GIVEN TASK. Gather all lines in the entries below that include the word "description".

AVAILABLE DATA.
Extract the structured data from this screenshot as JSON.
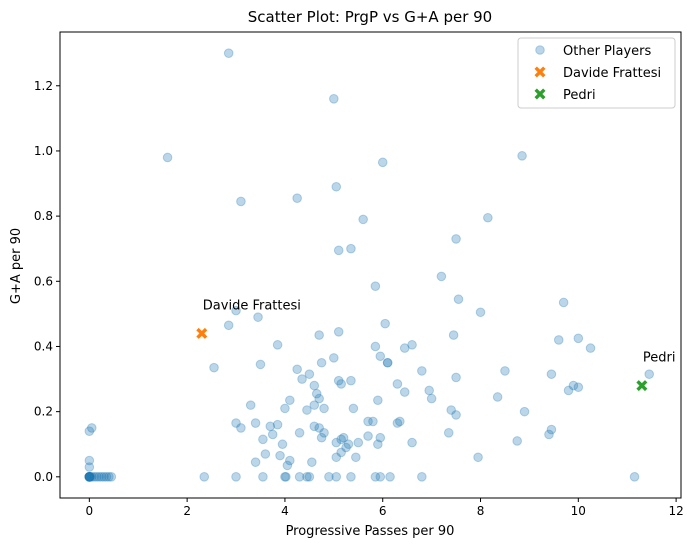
{
  "chart_data": {
    "type": "scatter",
    "title": "Scatter Plot: PrgP vs G+A per 90",
    "xlabel": "Progressive Passes per 90",
    "ylabel": "G+A per 90",
    "xlim": [
      -0.6,
      12.1
    ],
    "ylim": [
      -0.065,
      1.365
    ],
    "xticks": [
      0,
      2,
      4,
      6,
      8,
      10,
      12
    ],
    "yticks": [
      0.0,
      0.2,
      0.4,
      0.6,
      0.8,
      1.0,
      1.2
    ],
    "grid": false,
    "legend_position": "top-right",
    "colors": {
      "other": "#1f77b4",
      "frattesi": "#ff7f0e",
      "pedri": "#2ca02c"
    },
    "series": [
      {
        "name": "Other Players",
        "marker": "circle",
        "points": [
          [
            0,
            0
          ],
          [
            0,
            0
          ],
          [
            0,
            0
          ],
          [
            0,
            0
          ],
          [
            0,
            0
          ],
          [
            0,
            0
          ],
          [
            0,
            0
          ],
          [
            0.02,
            0
          ],
          [
            0.05,
            0
          ],
          [
            0.1,
            0
          ],
          [
            0.15,
            0
          ],
          [
            0.2,
            0
          ],
          [
            0.25,
            0
          ],
          [
            0.3,
            0
          ],
          [
            0.35,
            0
          ],
          [
            0.4,
            0
          ],
          [
            0.45,
            0
          ],
          [
            0,
            0.03
          ],
          [
            0,
            0.05
          ],
          [
            0,
            0.14
          ],
          [
            0.05,
            0.15
          ],
          [
            1.6,
            0.98
          ],
          [
            2.85,
            1.3
          ],
          [
            3.1,
            0.845
          ],
          [
            4.25,
            0.855
          ],
          [
            5,
            1.16
          ],
          [
            5.05,
            0.89
          ],
          [
            6,
            0.965
          ],
          [
            8.85,
            0.985
          ],
          [
            5.6,
            0.79
          ],
          [
            8.15,
            0.795
          ],
          [
            5.1,
            0.695
          ],
          [
            5.35,
            0.7
          ],
          [
            7.5,
            0.73
          ],
          [
            7.2,
            0.615
          ],
          [
            5.85,
            0.585
          ],
          [
            7.55,
            0.545
          ],
          [
            9.7,
            0.535
          ],
          [
            8,
            0.505
          ],
          [
            2.85,
            0.465
          ],
          [
            3,
            0.51
          ],
          [
            3.45,
            0.49
          ],
          [
            6.05,
            0.47
          ],
          [
            6.6,
            0.405
          ],
          [
            6.45,
            0.395
          ],
          [
            7.45,
            0.435
          ],
          [
            9.6,
            0.42
          ],
          [
            10,
            0.425
          ],
          [
            10.25,
            0.395
          ],
          [
            3.85,
            0.405
          ],
          [
            4.7,
            0.435
          ],
          [
            5.1,
            0.445
          ],
          [
            5.85,
            0.4
          ],
          [
            5.95,
            0.37
          ],
          [
            6.1,
            0.35
          ],
          [
            6.1,
            0.35
          ],
          [
            4.75,
            0.35
          ],
          [
            4.25,
            0.33
          ],
          [
            3.5,
            0.345
          ],
          [
            2.55,
            0.335
          ],
          [
            5,
            0.365
          ],
          [
            6.8,
            0.325
          ],
          [
            8.5,
            0.325
          ],
          [
            11.45,
            0.315
          ],
          [
            4.35,
            0.3
          ],
          [
            4.6,
            0.28
          ],
          [
            5.1,
            0.295
          ],
          [
            5.15,
            0.285
          ],
          [
            5.35,
            0.295
          ],
          [
            5.9,
            0.235
          ],
          [
            6.3,
            0.285
          ],
          [
            6.45,
            0.26
          ],
          [
            7.5,
            0.305
          ],
          [
            8.35,
            0.245
          ],
          [
            9.45,
            0.315
          ],
          [
            9.9,
            0.28
          ],
          [
            10,
            0.275
          ],
          [
            9.8,
            0.265
          ],
          [
            6.95,
            0.265
          ],
          [
            3.3,
            0.22
          ],
          [
            4,
            0.21
          ],
          [
            4.1,
            0.235
          ],
          [
            4.45,
            0.205
          ],
          [
            4.5,
            0.315
          ],
          [
            4.6,
            0.22
          ],
          [
            4.65,
            0.255
          ],
          [
            4.7,
            0.24
          ],
          [
            4.8,
            0.21
          ],
          [
            5.4,
            0.21
          ],
          [
            5.7,
            0.17
          ],
          [
            5.8,
            0.17
          ],
          [
            6.3,
            0.165
          ],
          [
            6.35,
            0.17
          ],
          [
            7,
            0.24
          ],
          [
            7.4,
            0.205
          ],
          [
            7.5,
            0.19
          ],
          [
            8.9,
            0.2
          ],
          [
            3,
            0.165
          ],
          [
            3.1,
            0.15
          ],
          [
            3.4,
            0.165
          ],
          [
            3.55,
            0.115
          ],
          [
            3.7,
            0.155
          ],
          [
            3.75,
            0.13
          ],
          [
            3.85,
            0.16
          ],
          [
            3.95,
            0.1
          ],
          [
            4.3,
            0.135
          ],
          [
            4.6,
            0.155
          ],
          [
            4.7,
            0.15
          ],
          [
            4.75,
            0.12
          ],
          [
            4.8,
            0.135
          ],
          [
            5.05,
            0.105
          ],
          [
            5.15,
            0.115
          ],
          [
            5.2,
            0.12
          ],
          [
            5.3,
            0.1
          ],
          [
            5.5,
            0.105
          ],
          [
            5.7,
            0.125
          ],
          [
            5.9,
            0.1
          ],
          [
            5.95,
            0.12
          ],
          [
            6.6,
            0.105
          ],
          [
            7.35,
            0.135
          ],
          [
            7.95,
            0.06
          ],
          [
            8.75,
            0.11
          ],
          [
            9.4,
            0.13
          ],
          [
            9.45,
            0.145
          ],
          [
            3.4,
            0.045
          ],
          [
            3.6,
            0.07
          ],
          [
            3.9,
            0.065
          ],
          [
            4.05,
            0.035
          ],
          [
            4.1,
            0.05
          ],
          [
            4.55,
            0.045
          ],
          [
            5.05,
            0.06
          ],
          [
            5.15,
            0.075
          ],
          [
            5.25,
            0.09
          ],
          [
            5.45,
            0.06
          ],
          [
            2.35,
            0
          ],
          [
            3,
            0
          ],
          [
            3.55,
            0
          ],
          [
            4,
            0
          ],
          [
            4.02,
            0
          ],
          [
            4.3,
            0
          ],
          [
            4.45,
            0
          ],
          [
            4.5,
            0
          ],
          [
            4.9,
            0
          ],
          [
            5.05,
            0
          ],
          [
            5.35,
            0
          ],
          [
            5.85,
            0
          ],
          [
            5.95,
            0
          ],
          [
            6.15,
            0
          ],
          [
            6.8,
            0
          ],
          [
            11.15,
            0
          ]
        ]
      },
      {
        "name": "Davide Frattesi",
        "marker": "x",
        "label": "Davide Frattesi",
        "points": [
          [
            2.3,
            0.44
          ]
        ]
      },
      {
        "name": "Pedri",
        "marker": "x",
        "label": "Pedri",
        "points": [
          [
            11.3,
            0.28
          ]
        ]
      }
    ]
  }
}
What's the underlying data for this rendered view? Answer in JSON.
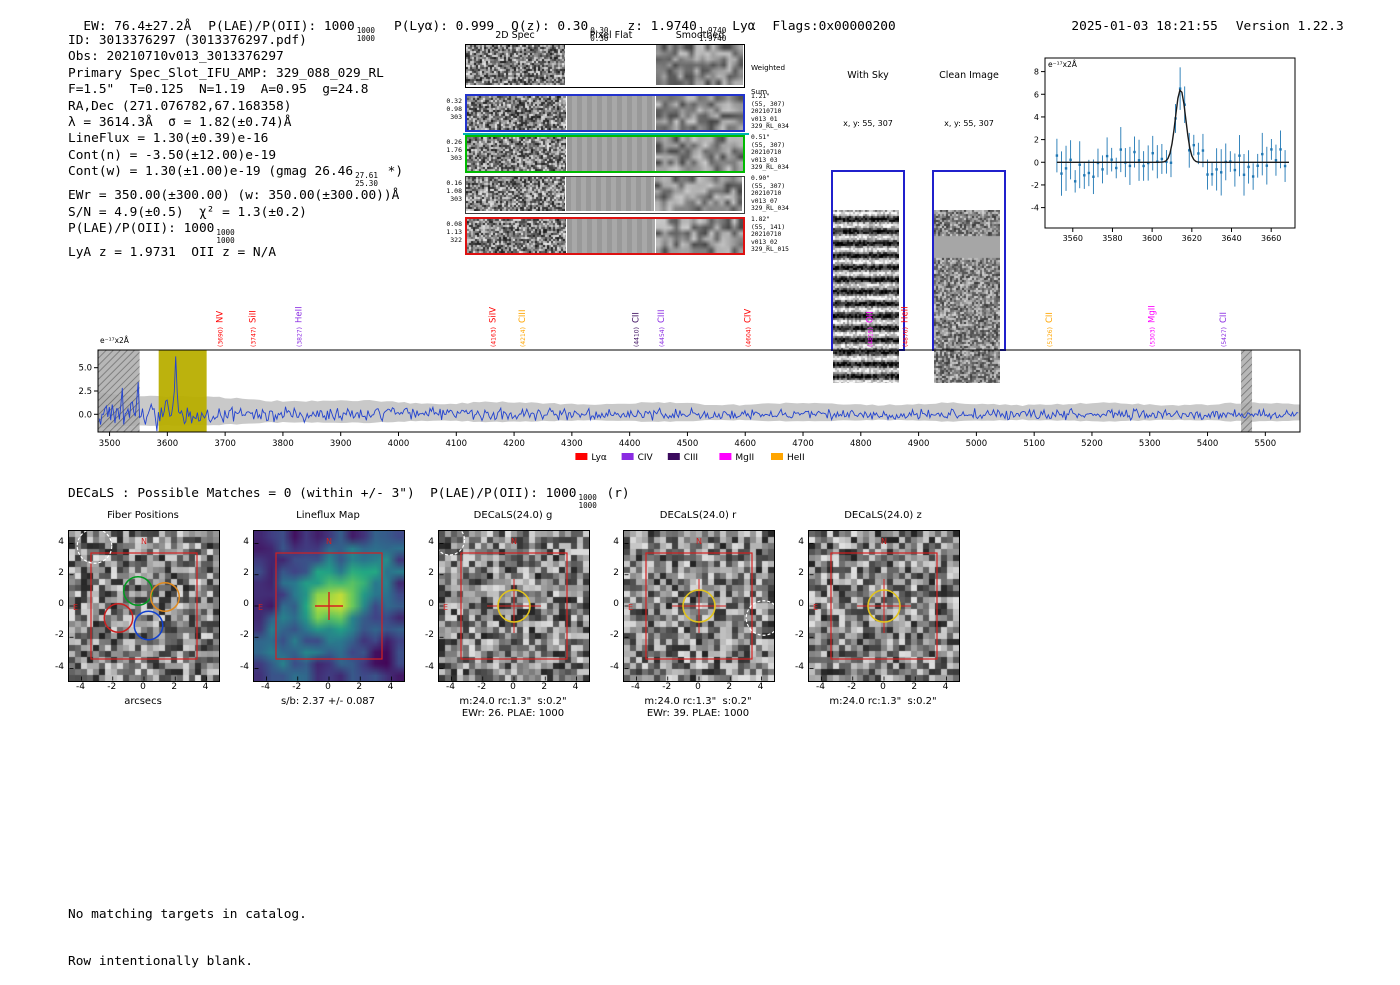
{
  "colors": {
    "spectrum_blue": "#2343cf",
    "point_blue": "#1f77b4",
    "band_gray": "#c9c9c9",
    "yellow_band": "#b8ae00",
    "panel_border_blue": "#2020cc",
    "teal_line": "#00b2b2",
    "marker_red": "#d42020",
    "circle_yellow": "#e2c41c",
    "row_borders": [
      "#2233cc",
      "#00bb00",
      "#3a3a3a",
      "#dd1111"
    ],
    "legend": {
      "lya": "#ff0000",
      "civ": "#8a2be2",
      "ciii": "#3a0a5d",
      "mgii": "#ff00ff",
      "heii": "#ffa500"
    }
  },
  "header": {
    "ew": "EW: 76.4±27.2Å",
    "plae_label": "P(LAE)/P(OII): 1000",
    "plae_hi": "1000",
    "plae_lo": "1000",
    "plya": "P(Lyα): 0.999",
    "qz_label": "Q(z): 0.30",
    "qz_hi": "0.30",
    "qz_lo": "0.30",
    "z_label": "z: 1.9740",
    "z_hi": "1.9740",
    "z_lo": "1.9740",
    "line_id": "Lyα",
    "flags": "Flags:0x00000200",
    "datetime": "2025-01-03 18:21:55",
    "version": "Version 1.22.3"
  },
  "info": {
    "lines": [
      [
        {
          "t": "ID: 3013376297 (3013376297.pdf)"
        }
      ],
      [
        {
          "t": "Obs: 20210710v013_3013376297"
        }
      ],
      [
        {
          "t": "Primary Spec_Slot_IFU_AMP: 329_088_029_RL"
        }
      ],
      [
        {
          "t": "F=1.5\"  T=0.125  N=1.19  A=0.95  g=24.8"
        }
      ],
      [
        {
          "t": "RA,Dec (271.076782,67.168358)"
        }
      ],
      [
        {
          "t": "λ = 3614.3Å  σ = 1.82(±0.74)Å"
        }
      ],
      [
        {
          "t": "LineFlux = 1.30(±0.39)e-16"
        }
      ],
      [
        {
          "t": "Cont(n) = -3.50(±12.00)e-19"
        }
      ],
      [
        {
          "t": "Cont(w) = 1.30(±1.00)e-19 (gmag 26.46"
        },
        {
          "hi": "27.61",
          "lo": "25.30"
        },
        {
          "t": " *)"
        }
      ],
      [
        {
          "t": "EWr = 350.00(±300.00) (w: 350.00(±300.00))Å"
        }
      ],
      [
        {
          "t": "S/N = 4.9(±0.5)  χ² = 1.3(±0.2)"
        }
      ],
      [
        {
          "t": "P(LAE)/P(OII): 1000"
        },
        {
          "hi": "1000",
          "lo": "1000"
        }
      ],
      [
        {
          "t": "LyA z = 1.9731  OII z = N/A"
        }
      ]
    ]
  },
  "spec2d": {
    "col_titles": [
      "2D Spec",
      "Pixel Flat",
      "Smoothed"
    ],
    "weighted_label_1": "Weighted",
    "weighted_label_2": "Sum",
    "rows": [
      {
        "left": [
          "0.32",
          "0.98",
          "303"
        ],
        "right": [
          "1.21\"",
          "(55, 307)",
          "20210710",
          "v013_01",
          "329_RL_034"
        ]
      },
      {
        "left": [
          "0.26",
          "1.76",
          "303"
        ],
        "right": [
          "0.51\"",
          "(55, 307)",
          "20210710",
          "v013_03",
          "329_RL_034"
        ]
      },
      {
        "left": [
          "0.16",
          "1.08",
          "303"
        ],
        "right": [
          "0.90\"",
          "(55, 307)",
          "20210710",
          "v013_07",
          "329_RL_034"
        ]
      },
      {
        "left": [
          "0.08",
          "1.13",
          "322"
        ],
        "right": [
          "1.82\"",
          "(55, 141)",
          "20210710",
          "v013_02",
          "329_RL_015"
        ]
      }
    ]
  },
  "with_sky": {
    "title": "With Sky",
    "subtitle": "x, y: 55, 307"
  },
  "clean_image": {
    "title": "Clean Image",
    "subtitle": "x, y: 55, 307"
  },
  "decals_line": {
    "prefix": "DECaLS : Possible Matches = 0 (within +/- 3\")  P(LAE)/P(OII): 1000",
    "hi": "1000",
    "lo": "1000",
    "suffix": " (r)"
  },
  "footer": {
    "lines": [
      "No matching targets in catalog.",
      "Row intentionally blank."
    ]
  },
  "chart_data": [
    {
      "id": "inset_fit",
      "type": "scatter",
      "description": "Gaussian emission-line fit at detection wavelength; blue errorbar flux points, black fit curve",
      "units_label": "e⁻¹⁷x2Å",
      "xlim": [
        3546,
        3672
      ],
      "x_ticks": [
        3560,
        3580,
        3600,
        3620,
        3640,
        3660
      ],
      "ylim": [
        -5.8,
        9.2
      ],
      "y_ticks": [
        -4,
        -2,
        0,
        2,
        4,
        6,
        8
      ],
      "fit": {
        "shape": "gaussian",
        "center": 3614.3,
        "sigma": 2.6,
        "amplitude": 6.4,
        "baseline": 0.0
      },
      "marker_color": "point_blue",
      "fit_color": "#1a1a1a"
    },
    {
      "id": "full_spectrum",
      "type": "line",
      "description": "Full 1D spectrum with gray error band, yellow detection band, hatched masked regions",
      "units_label": "e⁻¹⁷x2Å",
      "xlim": [
        3480,
        5560
      ],
      "x_ticks": [
        3500,
        3600,
        3700,
        3800,
        3900,
        4000,
        4100,
        4200,
        4300,
        4400,
        4500,
        4600,
        4700,
        4800,
        4900,
        5000,
        5100,
        5200,
        5300,
        5400,
        5500
      ],
      "ylim": [
        -1.9,
        6.9
      ],
      "y_ticks": [
        0.0,
        2.5,
        5.0
      ],
      "emission_peak": {
        "wavelength": 3614.3,
        "height": 5.3
      },
      "highlight_band": [
        3585,
        3668
      ],
      "hatched_bands": [
        [
          3480,
          3552
        ],
        [
          5458,
          5477
        ]
      ],
      "line_labels": [
        {
          "name": "NV",
          "wave": 3690,
          "color": "lya"
        },
        {
          "name": "SiII",
          "wave": 3747,
          "color": "lya"
        },
        {
          "name": "HeII",
          "wave": 3827,
          "color": "civ"
        },
        {
          "name": "SiIV",
          "wave": 4163,
          "color": "lya"
        },
        {
          "name": "CIII",
          "wave": 4214,
          "color": "heii"
        },
        {
          "name": "CII",
          "wave": 4410,
          "color": "ciii"
        },
        {
          "name": "CIII",
          "wave": 4454,
          "color": "civ"
        },
        {
          "name": "CIV",
          "wave": 4604,
          "color": "lya"
        },
        {
          "name": "OII",
          "wave": 4815,
          "color": "mgii"
        },
        {
          "name": "HeII",
          "wave": 4876,
          "color": "lya"
        },
        {
          "name": "CII",
          "wave": 5126,
          "color": "heii"
        },
        {
          "name": "MgII",
          "wave": 5303,
          "color": "mgii"
        },
        {
          "name": "CII",
          "wave": 5427,
          "color": "civ"
        }
      ],
      "legend": [
        {
          "label": "Lyα",
          "color": "lya"
        },
        {
          "label": "CIV",
          "color": "civ"
        },
        {
          "label": "CIII",
          "color": "ciii"
        },
        {
          "label": "MgII",
          "color": "mgii"
        },
        {
          "label": "HeII",
          "color": "heii"
        }
      ]
    },
    {
      "id": "cutouts",
      "type": "image_grid",
      "extent": [
        -4.8,
        4.8
      ],
      "tick_values": [
        -4,
        -2,
        0,
        2,
        4
      ],
      "compass": {
        "north": "N",
        "east": "E"
      },
      "panels": [
        {
          "style": "fibers",
          "title": "Fiber Positions",
          "xlabel": "arcsecs",
          "dashed_circle": {
            "x": 0.17,
            "y": 0.1,
            "r": 0.115
          },
          "fibers": [
            {
              "x": 0.46,
              "y": 0.4,
              "r": 0.095,
              "color": "#009a20"
            },
            {
              "x": 0.33,
              "y": 0.58,
              "r": 0.095,
              "color": "#cc2020"
            },
            {
              "x": 0.53,
              "y": 0.63,
              "r": 0.095,
              "color": "#1040d0"
            },
            {
              "x": 0.64,
              "y": 0.44,
              "r": 0.095,
              "color": "#e08a1e"
            }
          ]
        },
        {
          "style": "viridis",
          "title": "Lineflux Map",
          "caption": "s/b: 2.37 +/- 0.087"
        },
        {
          "style": "decals",
          "title": "DECaLS(24.0) g",
          "caption": "m:24.0 rc:1.3\"  s:0.2\"",
          "caption2": "EWr: 26. PLAE: 1000",
          "extra_circle": {
            "x": 0.07,
            "y": 0.06,
            "r": 0.1
          }
        },
        {
          "style": "decals",
          "title": "DECaLS(24.0) r",
          "caption": "m:24.0 rc:1.3\"  s:0.2\"",
          "caption2": "EWr: 39. PLAE: 1000",
          "extra_circle": {
            "x": 0.93,
            "y": 0.58,
            "r": 0.115
          }
        },
        {
          "style": "decals",
          "title": "DECaLS(24.0) z",
          "caption": "m:24.0 rc:1.3\"  s:0.2\""
        }
      ]
    }
  ]
}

FINISHED TASK.
      "description": "Gaussian emission-line fit at detection wavelength; blue errorbar flux points, black fit curve",
      "description": "Full 1D spectrum with gray error band, yellow detection band, hatched masked regions",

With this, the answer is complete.